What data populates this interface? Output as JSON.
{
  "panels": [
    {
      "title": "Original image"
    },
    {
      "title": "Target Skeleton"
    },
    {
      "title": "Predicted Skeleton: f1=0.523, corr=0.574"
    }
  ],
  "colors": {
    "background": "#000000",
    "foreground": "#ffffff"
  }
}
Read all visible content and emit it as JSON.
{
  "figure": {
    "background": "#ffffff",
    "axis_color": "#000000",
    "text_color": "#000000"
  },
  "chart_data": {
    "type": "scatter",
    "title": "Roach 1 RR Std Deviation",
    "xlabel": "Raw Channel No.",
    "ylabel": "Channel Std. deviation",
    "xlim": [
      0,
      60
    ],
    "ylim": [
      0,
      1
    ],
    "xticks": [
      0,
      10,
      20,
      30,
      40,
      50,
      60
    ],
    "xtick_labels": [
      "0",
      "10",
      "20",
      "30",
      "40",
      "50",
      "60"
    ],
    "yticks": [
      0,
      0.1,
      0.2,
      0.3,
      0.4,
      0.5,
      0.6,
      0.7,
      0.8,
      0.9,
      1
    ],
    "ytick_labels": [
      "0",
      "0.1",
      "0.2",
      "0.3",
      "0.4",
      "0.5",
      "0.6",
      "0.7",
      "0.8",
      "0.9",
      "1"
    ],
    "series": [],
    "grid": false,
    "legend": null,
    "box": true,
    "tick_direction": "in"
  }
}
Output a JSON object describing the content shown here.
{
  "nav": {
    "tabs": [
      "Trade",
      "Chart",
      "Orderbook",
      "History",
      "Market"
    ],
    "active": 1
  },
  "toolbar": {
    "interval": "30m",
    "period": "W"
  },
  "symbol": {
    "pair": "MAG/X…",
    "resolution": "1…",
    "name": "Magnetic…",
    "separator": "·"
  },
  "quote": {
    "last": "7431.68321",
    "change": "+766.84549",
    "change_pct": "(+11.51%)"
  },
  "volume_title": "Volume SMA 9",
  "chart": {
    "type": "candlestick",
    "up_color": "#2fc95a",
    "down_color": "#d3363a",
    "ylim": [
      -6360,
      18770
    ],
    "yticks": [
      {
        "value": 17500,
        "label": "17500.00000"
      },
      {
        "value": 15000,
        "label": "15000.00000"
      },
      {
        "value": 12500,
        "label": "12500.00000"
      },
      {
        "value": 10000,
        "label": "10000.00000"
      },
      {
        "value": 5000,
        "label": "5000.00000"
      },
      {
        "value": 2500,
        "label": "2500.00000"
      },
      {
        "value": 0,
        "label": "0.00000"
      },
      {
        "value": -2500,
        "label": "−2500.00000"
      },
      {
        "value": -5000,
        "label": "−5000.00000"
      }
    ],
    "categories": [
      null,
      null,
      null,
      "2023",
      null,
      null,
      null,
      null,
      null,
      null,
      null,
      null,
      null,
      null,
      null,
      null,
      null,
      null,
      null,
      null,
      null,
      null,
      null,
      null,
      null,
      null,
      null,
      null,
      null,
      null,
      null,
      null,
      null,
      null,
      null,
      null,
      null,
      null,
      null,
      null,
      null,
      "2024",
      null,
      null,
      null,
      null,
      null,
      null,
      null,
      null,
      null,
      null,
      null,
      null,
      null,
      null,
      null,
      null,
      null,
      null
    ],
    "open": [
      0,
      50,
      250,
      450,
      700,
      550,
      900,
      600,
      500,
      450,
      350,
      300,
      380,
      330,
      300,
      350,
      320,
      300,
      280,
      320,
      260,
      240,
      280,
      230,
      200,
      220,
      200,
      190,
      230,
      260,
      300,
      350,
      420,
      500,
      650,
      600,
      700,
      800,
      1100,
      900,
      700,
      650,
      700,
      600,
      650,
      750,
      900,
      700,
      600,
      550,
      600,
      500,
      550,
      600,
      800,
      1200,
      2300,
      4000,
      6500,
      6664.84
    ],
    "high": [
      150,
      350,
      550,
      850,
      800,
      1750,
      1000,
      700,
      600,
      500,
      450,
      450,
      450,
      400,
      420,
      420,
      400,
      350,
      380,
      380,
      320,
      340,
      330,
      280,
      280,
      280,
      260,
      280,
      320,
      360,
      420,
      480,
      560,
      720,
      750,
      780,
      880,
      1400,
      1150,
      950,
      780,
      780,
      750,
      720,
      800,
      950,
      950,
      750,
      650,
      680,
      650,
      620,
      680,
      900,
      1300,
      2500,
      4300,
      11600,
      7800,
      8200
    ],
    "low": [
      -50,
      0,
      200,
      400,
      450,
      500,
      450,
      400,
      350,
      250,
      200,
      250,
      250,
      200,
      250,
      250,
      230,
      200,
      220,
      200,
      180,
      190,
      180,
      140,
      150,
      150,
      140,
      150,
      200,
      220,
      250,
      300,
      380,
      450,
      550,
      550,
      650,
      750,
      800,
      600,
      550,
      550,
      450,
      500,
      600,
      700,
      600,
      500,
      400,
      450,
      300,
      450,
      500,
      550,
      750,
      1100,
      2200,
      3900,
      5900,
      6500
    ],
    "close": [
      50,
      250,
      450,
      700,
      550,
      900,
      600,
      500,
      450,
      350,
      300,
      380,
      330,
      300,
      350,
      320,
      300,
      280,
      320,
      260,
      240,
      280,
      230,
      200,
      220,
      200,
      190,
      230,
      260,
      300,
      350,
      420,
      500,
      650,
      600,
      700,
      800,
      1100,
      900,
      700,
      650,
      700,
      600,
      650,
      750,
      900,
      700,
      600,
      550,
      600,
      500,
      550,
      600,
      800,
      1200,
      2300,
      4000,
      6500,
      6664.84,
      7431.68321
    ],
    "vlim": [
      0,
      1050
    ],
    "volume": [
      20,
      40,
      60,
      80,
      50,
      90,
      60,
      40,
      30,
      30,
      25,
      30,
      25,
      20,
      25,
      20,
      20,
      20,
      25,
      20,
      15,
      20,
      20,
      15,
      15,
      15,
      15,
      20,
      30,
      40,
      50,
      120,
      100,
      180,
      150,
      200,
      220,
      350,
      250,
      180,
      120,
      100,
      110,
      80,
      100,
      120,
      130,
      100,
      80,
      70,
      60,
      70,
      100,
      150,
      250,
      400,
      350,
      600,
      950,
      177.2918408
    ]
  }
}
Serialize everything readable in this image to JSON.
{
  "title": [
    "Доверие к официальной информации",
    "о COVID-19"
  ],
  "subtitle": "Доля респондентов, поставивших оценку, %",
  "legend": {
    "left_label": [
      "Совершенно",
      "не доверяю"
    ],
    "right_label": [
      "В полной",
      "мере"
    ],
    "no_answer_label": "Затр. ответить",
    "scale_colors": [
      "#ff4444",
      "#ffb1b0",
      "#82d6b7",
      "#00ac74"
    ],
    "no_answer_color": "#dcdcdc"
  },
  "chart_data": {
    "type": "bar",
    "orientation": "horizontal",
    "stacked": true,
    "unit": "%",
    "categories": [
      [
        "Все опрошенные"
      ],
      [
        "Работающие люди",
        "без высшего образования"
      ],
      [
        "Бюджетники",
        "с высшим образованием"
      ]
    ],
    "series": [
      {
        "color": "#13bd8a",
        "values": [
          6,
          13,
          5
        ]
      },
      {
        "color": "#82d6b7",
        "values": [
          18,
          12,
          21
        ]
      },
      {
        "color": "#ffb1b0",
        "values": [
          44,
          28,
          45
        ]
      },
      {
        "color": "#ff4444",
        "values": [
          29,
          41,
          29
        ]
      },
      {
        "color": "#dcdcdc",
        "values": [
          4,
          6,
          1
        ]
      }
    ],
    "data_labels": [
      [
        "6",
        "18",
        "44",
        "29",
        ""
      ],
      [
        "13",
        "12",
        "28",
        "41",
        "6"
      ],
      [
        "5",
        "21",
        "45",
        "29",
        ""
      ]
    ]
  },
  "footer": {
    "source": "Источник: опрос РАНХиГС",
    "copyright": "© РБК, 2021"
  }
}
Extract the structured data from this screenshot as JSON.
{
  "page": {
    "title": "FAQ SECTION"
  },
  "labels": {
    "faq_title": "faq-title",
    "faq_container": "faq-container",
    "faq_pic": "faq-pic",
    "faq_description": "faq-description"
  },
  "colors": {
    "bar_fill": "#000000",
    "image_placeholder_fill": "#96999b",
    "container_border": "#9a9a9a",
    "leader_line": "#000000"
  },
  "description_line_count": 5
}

◇ ◇ ◇

**Exercise instructions**
Looking at the records above, say how many lines hold the string "ffffff". Write nothing but the number.

**Task result**
2